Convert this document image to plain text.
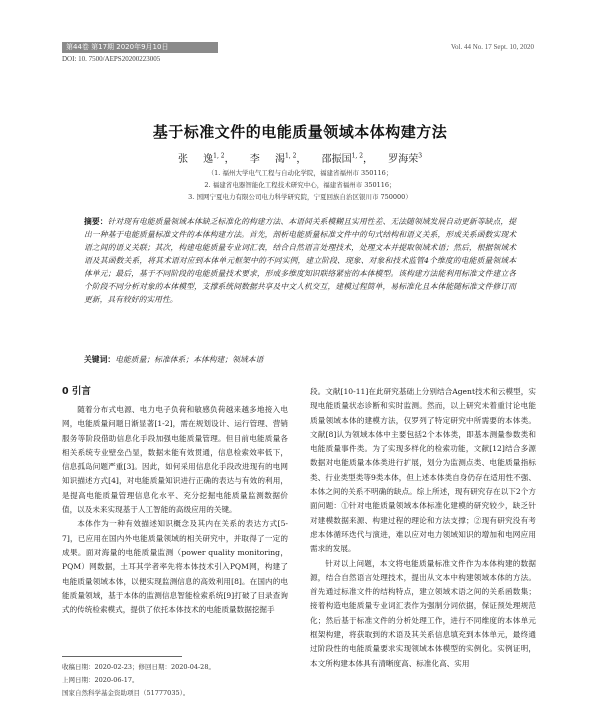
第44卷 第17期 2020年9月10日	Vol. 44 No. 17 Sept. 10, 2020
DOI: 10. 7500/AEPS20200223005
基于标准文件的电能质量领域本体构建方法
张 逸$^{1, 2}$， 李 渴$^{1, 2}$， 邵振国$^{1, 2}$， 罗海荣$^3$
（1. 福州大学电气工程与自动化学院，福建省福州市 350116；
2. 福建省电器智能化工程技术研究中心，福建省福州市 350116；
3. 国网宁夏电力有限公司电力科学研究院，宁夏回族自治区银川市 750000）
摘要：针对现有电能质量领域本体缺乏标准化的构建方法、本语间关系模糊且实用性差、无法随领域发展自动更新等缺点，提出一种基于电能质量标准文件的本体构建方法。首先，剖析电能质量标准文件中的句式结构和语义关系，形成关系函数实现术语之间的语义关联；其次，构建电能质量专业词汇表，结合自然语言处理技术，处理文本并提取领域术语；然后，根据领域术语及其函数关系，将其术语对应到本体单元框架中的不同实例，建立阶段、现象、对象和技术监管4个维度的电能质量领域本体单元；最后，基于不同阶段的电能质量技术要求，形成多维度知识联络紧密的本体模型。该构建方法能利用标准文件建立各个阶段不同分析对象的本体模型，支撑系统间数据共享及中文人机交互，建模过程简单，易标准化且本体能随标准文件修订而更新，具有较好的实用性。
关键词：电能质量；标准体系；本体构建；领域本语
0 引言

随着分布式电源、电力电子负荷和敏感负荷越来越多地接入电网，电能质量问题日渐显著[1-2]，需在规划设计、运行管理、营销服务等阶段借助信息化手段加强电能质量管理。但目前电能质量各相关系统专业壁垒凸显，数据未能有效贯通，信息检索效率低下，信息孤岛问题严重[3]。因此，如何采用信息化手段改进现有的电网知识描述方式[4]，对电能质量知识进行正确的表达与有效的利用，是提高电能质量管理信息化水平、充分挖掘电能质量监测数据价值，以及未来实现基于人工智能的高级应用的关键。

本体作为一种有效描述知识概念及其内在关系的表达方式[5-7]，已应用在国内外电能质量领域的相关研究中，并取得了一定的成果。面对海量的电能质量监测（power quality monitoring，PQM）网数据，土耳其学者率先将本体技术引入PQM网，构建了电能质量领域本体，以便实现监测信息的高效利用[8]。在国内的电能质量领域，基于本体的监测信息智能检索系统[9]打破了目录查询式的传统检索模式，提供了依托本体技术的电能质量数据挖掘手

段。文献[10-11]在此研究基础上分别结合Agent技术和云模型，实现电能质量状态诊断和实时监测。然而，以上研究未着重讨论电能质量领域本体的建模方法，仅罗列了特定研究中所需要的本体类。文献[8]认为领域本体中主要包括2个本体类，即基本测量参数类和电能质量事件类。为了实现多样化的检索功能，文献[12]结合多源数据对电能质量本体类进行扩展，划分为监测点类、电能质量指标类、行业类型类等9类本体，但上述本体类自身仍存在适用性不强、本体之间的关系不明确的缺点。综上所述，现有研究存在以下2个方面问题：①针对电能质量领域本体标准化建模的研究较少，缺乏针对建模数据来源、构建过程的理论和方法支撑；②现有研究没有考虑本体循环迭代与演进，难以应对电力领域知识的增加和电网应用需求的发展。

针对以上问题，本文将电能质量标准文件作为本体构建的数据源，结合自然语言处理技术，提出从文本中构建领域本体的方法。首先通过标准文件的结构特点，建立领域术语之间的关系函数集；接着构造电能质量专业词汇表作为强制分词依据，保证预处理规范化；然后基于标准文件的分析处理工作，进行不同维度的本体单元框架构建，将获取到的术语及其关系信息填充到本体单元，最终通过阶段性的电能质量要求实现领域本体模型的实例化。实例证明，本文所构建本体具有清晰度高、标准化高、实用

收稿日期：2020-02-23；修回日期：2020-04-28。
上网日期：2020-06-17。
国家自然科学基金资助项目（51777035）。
┄┄┄┄┄┄┄┄┄┄┄┄┄┄┄┄┄┄┄┄
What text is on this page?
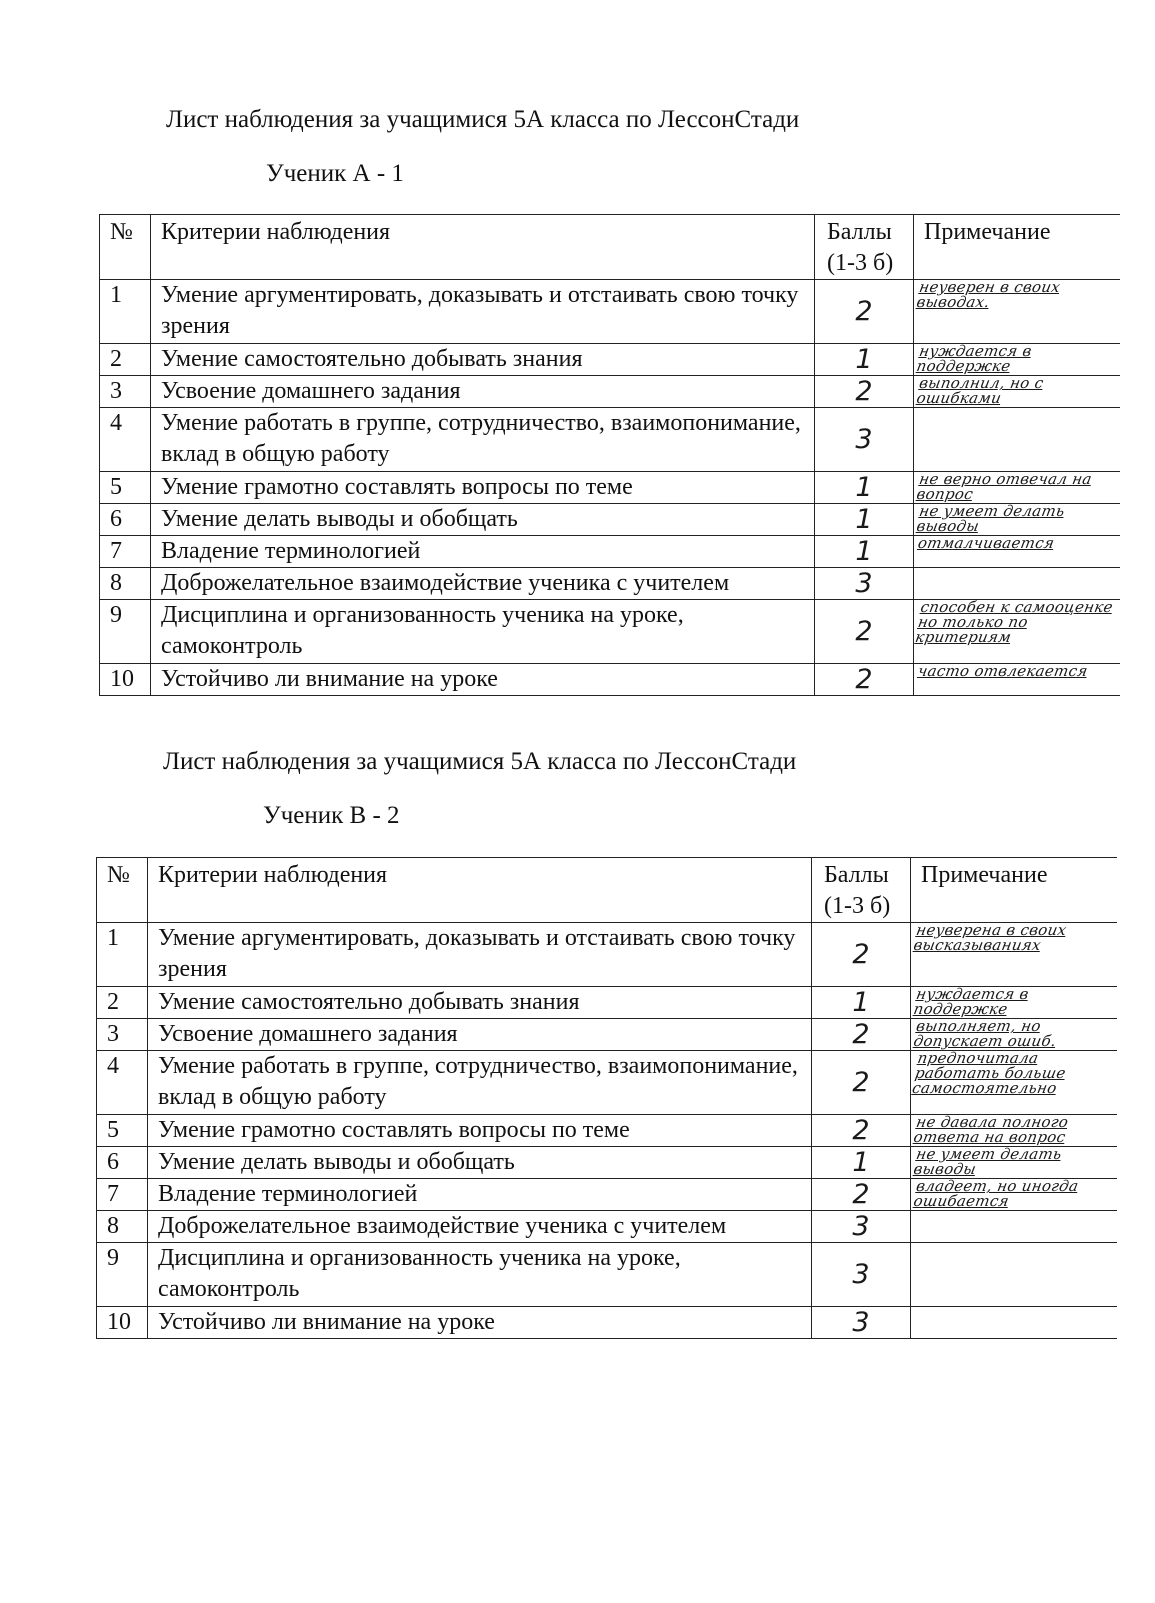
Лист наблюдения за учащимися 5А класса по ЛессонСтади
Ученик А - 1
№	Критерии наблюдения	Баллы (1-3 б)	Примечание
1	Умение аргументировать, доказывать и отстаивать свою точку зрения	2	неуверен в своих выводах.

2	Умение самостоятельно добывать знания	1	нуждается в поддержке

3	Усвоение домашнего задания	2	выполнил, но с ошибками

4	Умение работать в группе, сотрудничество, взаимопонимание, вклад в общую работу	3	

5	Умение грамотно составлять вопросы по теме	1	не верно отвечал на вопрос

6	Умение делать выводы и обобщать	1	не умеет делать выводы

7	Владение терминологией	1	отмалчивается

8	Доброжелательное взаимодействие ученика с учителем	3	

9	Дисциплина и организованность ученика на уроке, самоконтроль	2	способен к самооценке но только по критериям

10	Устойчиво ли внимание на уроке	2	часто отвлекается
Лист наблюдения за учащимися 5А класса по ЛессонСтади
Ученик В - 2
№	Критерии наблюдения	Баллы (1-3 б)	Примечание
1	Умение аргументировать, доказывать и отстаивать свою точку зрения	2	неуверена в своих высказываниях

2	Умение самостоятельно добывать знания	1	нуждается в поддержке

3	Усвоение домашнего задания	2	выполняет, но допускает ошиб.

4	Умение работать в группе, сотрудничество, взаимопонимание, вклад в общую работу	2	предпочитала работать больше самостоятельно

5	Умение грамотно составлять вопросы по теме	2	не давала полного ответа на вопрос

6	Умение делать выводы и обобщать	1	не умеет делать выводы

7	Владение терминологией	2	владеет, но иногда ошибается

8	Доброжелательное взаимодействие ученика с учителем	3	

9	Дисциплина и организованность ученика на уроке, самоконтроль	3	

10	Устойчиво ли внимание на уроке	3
┄┄┄┄┄┄┄┄┄┄┄┄┄┄┄┄┄┄┄┄
• Written instruction:
Scan the material line by line and report each one that contains "Умение".

• Complete answer:
1	Умение аргументировать, доказывать и отстаивать свою точку зрения	2	неуверен в своих выводах.
2	Умение самостоятельно добывать знания	1	нуждается в поддержке
4	Умение работать в группе, сотрудничество, взаимопонимание, вклад в общую работу	3	
5	Умение грамотно составлять вопросы по теме	1	не верно отвечал на вопрос
6	Умение делать выводы и обобщать	1	не умеет делать выводы
1	Умение аргументировать, доказывать и отстаивать свою точку зрения	2	неуверена в своих высказываниях
2	Умение самостоятельно добывать знания	1	нуждается в поддержке
4	Умение работать в группе, сотрудничество, взаимопонимание, вклад в общую работу	2	предпочитала работать больше самостоятельно
5	Умение грамотно составлять вопросы по теме	2	не давала полного ответа на вопрос
6	Умение делать выводы и обобщать	1	не умеет делать выводы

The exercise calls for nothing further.